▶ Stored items
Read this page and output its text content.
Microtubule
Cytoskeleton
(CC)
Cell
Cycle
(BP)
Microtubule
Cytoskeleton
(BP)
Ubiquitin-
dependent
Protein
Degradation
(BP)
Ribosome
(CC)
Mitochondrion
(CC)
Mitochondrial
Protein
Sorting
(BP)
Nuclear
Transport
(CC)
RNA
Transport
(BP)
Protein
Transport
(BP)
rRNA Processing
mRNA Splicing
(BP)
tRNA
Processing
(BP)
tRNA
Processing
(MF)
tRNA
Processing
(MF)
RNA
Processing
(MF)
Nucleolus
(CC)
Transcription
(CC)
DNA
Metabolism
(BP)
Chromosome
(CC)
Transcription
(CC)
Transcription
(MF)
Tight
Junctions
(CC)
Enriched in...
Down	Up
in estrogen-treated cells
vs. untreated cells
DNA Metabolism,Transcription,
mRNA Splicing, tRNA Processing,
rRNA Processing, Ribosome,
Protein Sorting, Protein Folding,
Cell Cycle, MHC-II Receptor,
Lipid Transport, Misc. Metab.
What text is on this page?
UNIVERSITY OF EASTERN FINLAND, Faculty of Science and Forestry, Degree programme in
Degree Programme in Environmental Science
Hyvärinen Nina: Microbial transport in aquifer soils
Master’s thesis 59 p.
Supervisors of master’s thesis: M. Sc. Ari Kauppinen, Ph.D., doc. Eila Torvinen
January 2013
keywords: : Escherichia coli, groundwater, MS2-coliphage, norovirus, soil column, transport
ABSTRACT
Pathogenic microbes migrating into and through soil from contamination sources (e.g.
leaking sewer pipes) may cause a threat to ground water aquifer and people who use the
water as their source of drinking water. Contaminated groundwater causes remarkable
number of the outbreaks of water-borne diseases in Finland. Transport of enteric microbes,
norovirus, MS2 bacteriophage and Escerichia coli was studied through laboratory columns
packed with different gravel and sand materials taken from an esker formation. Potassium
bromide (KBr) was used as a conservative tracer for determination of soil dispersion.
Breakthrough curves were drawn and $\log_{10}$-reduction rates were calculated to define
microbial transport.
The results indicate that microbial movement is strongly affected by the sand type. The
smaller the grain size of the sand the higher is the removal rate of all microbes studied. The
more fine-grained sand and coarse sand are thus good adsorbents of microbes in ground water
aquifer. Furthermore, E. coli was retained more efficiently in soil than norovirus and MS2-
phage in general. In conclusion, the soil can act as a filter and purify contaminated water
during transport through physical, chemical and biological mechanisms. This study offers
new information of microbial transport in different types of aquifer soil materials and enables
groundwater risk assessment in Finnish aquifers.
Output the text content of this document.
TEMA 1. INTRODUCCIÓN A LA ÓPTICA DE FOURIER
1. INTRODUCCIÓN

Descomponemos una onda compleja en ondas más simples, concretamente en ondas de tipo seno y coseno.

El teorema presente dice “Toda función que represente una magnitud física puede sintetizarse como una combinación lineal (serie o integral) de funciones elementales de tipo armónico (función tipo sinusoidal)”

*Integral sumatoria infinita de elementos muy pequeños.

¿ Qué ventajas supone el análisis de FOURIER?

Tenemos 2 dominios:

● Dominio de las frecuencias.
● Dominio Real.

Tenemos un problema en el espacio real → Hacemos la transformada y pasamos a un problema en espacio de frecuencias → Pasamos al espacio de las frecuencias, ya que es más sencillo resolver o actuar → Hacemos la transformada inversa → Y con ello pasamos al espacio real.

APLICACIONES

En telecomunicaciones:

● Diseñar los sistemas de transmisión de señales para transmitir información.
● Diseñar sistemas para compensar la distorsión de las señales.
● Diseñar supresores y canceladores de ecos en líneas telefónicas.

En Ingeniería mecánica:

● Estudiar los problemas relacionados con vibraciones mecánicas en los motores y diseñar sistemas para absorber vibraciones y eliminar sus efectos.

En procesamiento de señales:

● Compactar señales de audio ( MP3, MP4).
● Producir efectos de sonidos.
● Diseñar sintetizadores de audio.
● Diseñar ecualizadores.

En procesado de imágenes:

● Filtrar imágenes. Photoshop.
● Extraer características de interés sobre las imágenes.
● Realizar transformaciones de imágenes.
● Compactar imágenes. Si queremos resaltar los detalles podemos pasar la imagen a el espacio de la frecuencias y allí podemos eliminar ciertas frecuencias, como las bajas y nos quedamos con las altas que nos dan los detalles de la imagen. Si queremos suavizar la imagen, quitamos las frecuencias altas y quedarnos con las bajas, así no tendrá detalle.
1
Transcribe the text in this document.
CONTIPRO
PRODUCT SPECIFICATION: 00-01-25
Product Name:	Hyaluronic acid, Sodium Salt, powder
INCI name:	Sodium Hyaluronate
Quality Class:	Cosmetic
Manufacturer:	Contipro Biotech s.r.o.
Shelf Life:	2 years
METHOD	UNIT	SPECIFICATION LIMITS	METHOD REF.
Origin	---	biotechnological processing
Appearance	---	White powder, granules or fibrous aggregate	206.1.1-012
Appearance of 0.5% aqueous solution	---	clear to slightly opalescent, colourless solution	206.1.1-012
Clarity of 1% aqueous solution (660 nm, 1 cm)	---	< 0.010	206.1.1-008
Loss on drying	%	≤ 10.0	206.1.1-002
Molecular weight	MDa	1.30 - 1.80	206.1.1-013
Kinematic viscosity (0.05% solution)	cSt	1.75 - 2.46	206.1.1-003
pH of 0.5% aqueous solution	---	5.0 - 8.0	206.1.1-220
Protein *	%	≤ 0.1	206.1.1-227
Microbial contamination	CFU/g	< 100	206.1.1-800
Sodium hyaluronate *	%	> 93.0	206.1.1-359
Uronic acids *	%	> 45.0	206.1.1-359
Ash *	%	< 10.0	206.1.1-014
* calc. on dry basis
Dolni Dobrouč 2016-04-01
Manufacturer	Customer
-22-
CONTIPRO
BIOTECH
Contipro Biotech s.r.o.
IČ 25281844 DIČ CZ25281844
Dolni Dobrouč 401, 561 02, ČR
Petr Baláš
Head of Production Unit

▶ Action item
List every line above that contains the word "powder".

▶ Exercise solution
Product Name:	Hyaluronic acid, Sodium Salt, powder
Appearance	---	White powder, granules or fibrous aggregate	206.1.1-012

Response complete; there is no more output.